● **Task brief**:
Type out the material below exactly.

===============

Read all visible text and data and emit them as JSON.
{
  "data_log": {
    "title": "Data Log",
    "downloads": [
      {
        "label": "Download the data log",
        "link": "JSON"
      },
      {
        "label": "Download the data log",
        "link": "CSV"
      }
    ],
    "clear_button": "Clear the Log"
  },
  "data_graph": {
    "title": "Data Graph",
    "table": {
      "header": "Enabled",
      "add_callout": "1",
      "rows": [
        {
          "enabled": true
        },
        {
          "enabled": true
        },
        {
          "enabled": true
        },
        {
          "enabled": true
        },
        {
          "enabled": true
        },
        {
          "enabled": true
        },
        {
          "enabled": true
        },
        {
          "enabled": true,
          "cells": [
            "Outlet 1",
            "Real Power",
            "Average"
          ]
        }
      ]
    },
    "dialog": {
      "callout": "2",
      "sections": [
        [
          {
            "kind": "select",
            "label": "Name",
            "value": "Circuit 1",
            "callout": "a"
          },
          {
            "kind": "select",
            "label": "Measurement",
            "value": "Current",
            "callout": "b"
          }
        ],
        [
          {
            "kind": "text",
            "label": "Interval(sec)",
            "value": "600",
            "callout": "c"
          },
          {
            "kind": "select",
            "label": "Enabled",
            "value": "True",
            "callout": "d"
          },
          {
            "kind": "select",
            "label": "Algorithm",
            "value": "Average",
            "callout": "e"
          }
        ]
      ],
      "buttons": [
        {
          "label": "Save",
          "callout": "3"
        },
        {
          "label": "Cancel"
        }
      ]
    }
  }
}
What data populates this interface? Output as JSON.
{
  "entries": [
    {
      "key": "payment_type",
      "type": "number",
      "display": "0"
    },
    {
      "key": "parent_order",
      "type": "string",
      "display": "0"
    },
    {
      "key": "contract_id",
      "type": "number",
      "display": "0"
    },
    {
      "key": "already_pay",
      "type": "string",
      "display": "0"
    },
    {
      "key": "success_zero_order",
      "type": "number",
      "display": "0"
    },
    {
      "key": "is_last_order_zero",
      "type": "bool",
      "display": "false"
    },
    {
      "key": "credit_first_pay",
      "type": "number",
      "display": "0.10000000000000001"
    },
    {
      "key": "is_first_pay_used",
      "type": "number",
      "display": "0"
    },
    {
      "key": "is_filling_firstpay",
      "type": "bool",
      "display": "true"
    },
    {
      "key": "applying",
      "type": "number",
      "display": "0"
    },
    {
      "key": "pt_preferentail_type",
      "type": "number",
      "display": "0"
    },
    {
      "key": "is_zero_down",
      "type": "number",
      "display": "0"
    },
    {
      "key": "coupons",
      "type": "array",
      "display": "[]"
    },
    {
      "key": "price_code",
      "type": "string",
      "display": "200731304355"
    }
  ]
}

===============

● **Exercise output**:
Read all visible text and data and emit them as JSON.
{
  "data_log": {
    "title": "Data Log",
    "downloads": [
      {
        "label": "Download the data log",
        "link": "JSON"
      },
      {
        "label": "Download the data log",
        "link": "CSV"
      }
    ],
    "clear_button": "Clear the Log"
  },
  "data_graph": {
    "title": "Data Graph",
    "table": {
      "header": "Enabled",
      "add_callout": "1",
      "rows": [
        {
          "enabled": true
        },
        {
          "enabled": true
        },
        {
          "enabled": true
        },
        {
          "enabled": true
        },
        {
          "enabled": true
        },
        {
          "enabled": true
        },
        {
          "enabled": true
        },
        {
          "enabled": true,
          "cells": [
            "Outlet 1",
            "Real Power",
            "Average"
          ]
        }
      ]
    },
    "dialog": {
      "callout": "2",
      "sections": [
        [
          {
            "kind": "select",
            "label": "Name",
            "value": "Circuit 1",
            "callout": "a"
          },
          {
            "kind": "select",
            "label": "Measurement",
            "value": "Current",
            "callout": "b"
          }
        ],
        [
          {
            "kind": "text",
            "label": "Interval(sec)",
            "value": "600",
            "callout": "c"
          },
          {
            "kind": "select",
            "label": "Enabled",
            "value": "True",
            "callout": "d"
          },
          {
            "kind": "select",
            "label": "Algorithm",
            "value": "Average",
            "callout": "e"
          }
        ]
      ],
      "buttons": [
        {
          "label": "Save",
          "callout": "3"
        },
        {
          "label": "Cancel"
        }
      ]
    }
  }
}
What data populates this interface? Output as JSON.
{
  "entries": [
    {
      "key": "payment_type",
      "type": "number",
      "display": "0"
    },
    {
      "key": "parent_order",
      "type": "string",
      "display": "0"
    },
    {
      "key": "contract_id",
      "type": "number",
      "display": "0"
    },
    {
      "key": "already_pay",
      "type": "string",
      "display": "0"
    },
    {
      "key": "success_zero_order",
      "type": "number",
      "display": "0"
    },
    {
      "key": "is_last_order_zero",
      "type": "bool",
      "display": "false"
    },
    {
      "key": "credit_first_pay",
      "type": "number",
      "display": "0.10000000000000001"
    },
    {
      "key": "is_first_pay_used",
      "type": "number",
      "display": "0"
    },
    {
      "key": "is_filling_firstpay",
      "type": "bool",
      "display": "true"
    },
    {
      "key": "applying",
      "type": "number",
      "display": "0"
    },
    {
      "key": "pt_preferentail_type",
      "type": "number",
      "display": "0"
    },
    {
      "key": "is_zero_down",
      "type": "number",
      "display": "0"
    },
    {
      "key": "coupons",
      "type": "array",
      "display": "[]"
    },
    {
      "key": "price_code",
      "type": "string",
      "display": "200731304355"
    }
  ]
}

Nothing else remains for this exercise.